Stated exercise: Write out the part of the data below that begins with the line containing "candidate-id-cell: 251045699005380 <box>585" and ends with the line containing "candidate-id-cell: 251045699005355 <box>585". Include both of those lines and reproduce every line unchanged.

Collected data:
━━━━

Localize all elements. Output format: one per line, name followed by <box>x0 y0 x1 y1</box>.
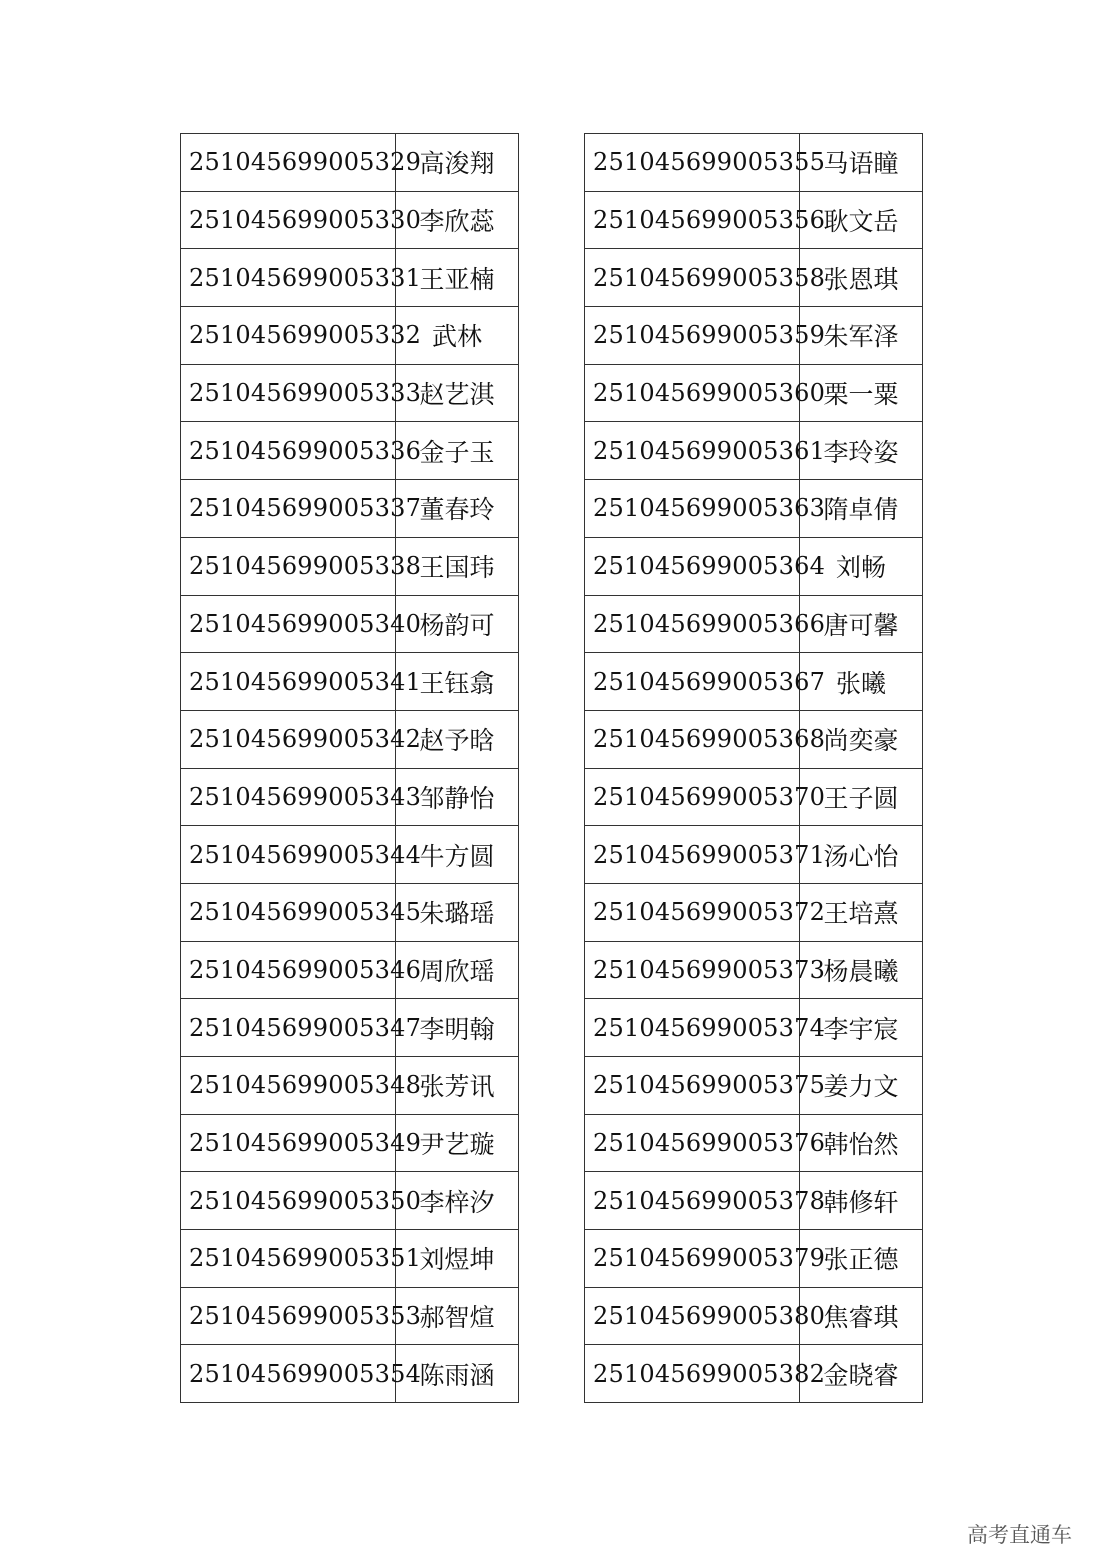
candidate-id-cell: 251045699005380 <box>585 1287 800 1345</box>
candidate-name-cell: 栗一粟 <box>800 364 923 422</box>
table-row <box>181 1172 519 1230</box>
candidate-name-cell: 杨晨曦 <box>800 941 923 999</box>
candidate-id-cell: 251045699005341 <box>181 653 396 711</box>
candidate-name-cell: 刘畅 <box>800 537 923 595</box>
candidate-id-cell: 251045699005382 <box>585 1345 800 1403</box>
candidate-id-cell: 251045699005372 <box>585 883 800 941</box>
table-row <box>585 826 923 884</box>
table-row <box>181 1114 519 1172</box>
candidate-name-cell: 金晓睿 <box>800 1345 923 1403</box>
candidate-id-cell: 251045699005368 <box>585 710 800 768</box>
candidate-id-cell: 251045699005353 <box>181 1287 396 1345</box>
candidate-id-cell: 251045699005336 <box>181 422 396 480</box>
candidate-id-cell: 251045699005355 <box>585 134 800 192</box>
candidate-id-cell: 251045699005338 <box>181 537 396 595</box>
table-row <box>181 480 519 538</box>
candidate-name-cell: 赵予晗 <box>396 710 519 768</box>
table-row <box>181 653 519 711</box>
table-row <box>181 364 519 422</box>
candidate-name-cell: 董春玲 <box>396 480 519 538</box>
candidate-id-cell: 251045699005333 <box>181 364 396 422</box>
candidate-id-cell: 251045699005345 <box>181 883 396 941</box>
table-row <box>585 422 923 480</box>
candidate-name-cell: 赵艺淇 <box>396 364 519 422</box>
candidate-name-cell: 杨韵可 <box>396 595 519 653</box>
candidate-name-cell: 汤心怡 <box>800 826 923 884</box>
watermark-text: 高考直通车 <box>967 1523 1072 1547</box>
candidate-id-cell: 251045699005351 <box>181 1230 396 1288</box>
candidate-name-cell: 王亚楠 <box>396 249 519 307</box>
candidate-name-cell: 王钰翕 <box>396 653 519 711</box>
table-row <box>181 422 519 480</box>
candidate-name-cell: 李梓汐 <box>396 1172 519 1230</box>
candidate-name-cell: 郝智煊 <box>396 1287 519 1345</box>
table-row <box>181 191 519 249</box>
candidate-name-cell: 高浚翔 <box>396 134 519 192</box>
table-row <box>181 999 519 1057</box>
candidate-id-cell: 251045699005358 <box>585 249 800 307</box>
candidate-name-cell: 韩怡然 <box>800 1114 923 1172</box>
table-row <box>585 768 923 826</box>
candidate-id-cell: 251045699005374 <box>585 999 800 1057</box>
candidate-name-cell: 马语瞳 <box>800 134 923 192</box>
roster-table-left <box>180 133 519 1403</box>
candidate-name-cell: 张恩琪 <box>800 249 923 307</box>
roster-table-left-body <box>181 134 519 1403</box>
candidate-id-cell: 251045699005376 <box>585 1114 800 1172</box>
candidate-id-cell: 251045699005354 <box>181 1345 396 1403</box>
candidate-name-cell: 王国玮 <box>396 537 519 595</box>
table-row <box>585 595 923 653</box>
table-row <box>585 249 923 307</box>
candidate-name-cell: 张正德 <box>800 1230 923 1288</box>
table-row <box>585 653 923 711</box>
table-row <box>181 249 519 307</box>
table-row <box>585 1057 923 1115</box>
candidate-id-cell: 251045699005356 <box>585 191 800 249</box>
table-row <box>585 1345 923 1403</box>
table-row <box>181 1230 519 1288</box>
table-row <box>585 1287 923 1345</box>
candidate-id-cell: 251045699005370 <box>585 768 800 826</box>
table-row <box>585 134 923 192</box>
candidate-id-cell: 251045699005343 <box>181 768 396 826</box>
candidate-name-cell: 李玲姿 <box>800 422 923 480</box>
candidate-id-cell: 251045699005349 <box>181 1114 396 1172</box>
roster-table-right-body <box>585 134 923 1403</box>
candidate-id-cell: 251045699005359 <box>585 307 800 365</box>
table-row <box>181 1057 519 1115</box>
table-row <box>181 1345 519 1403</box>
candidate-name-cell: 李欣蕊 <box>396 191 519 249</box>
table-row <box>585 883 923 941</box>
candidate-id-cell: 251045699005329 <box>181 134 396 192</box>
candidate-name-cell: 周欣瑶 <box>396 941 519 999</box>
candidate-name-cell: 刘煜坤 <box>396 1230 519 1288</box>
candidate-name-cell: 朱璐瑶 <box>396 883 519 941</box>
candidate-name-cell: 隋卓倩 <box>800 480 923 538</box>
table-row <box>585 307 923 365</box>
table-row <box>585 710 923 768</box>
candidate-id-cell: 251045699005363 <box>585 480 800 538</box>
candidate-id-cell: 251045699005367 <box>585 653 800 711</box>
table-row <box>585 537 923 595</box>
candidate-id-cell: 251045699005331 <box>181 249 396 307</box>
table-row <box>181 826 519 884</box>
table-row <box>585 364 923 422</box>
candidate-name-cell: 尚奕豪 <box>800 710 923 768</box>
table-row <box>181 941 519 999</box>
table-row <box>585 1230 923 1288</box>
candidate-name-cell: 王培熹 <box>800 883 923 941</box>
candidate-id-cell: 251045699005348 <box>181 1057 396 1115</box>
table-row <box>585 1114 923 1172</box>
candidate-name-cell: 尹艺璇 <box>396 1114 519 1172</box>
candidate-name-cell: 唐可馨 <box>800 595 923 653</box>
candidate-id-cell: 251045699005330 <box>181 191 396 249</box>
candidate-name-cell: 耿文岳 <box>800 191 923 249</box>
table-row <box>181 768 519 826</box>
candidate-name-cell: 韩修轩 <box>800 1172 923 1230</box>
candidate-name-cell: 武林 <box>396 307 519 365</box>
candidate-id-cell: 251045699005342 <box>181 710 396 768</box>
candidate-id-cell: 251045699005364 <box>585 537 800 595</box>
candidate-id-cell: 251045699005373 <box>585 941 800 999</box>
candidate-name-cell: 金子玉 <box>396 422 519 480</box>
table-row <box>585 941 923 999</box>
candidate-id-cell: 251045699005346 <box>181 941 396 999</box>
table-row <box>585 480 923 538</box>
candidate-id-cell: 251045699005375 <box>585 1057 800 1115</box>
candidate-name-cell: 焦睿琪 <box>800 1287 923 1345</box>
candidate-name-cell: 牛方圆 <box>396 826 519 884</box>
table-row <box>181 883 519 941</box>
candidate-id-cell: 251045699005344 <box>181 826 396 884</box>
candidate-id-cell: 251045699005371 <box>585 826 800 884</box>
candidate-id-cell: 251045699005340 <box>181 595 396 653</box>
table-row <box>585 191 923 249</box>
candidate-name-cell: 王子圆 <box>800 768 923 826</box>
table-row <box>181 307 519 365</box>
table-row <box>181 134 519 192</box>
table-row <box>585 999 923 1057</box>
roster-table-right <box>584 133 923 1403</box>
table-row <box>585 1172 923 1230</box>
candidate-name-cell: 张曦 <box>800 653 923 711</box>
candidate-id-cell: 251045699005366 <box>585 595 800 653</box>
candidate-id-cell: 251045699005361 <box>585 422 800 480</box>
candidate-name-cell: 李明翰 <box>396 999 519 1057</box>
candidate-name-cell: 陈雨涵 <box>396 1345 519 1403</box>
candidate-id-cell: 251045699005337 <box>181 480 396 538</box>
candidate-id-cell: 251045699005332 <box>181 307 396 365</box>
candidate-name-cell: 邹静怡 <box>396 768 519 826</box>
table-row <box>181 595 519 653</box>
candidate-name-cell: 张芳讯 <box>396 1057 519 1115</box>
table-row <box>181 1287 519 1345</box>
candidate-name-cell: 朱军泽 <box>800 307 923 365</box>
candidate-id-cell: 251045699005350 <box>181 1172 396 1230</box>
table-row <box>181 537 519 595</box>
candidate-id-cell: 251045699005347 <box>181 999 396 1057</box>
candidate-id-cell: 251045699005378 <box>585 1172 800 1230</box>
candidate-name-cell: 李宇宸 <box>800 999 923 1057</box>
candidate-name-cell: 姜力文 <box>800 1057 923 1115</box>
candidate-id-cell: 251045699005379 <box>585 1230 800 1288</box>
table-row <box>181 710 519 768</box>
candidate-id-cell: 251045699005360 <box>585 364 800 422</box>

━━━━

Correct response:
candidate-id-cell: 251045699005380 <box>585 1287 800 1345</box>
candidate-name-cell: 栗一粟 <box>800 364 923 422</box>
table-row <box>181 1172 519 1230</box>
candidate-name-cell: 杨晨曦 <box>800 941 923 999</box>
candidate-id-cell: 251045699005341 <box>181 653 396 711</box>
candidate-name-cell: 刘畅 <box>800 537 923 595</box>
candidate-id-cell: 251045699005382 <box>585 1345 800 1403</box>
candidate-id-cell: 251045699005372 <box>585 883 800 941</box>
table-row <box>585 826 923 884</box>
table-row <box>181 1114 519 1172</box>
candidate-name-cell: 金晓睿 <box>800 1345 923 1403</box>
candidate-id-cell: 251045699005368 <box>585 710 800 768</box>
candidate-id-cell: 251045699005353 <box>181 1287 396 1345</box>
candidate-id-cell: 251045699005336 <box>181 422 396 480</box>
candidate-id-cell: 251045699005355 <box>585 134 800 192</box>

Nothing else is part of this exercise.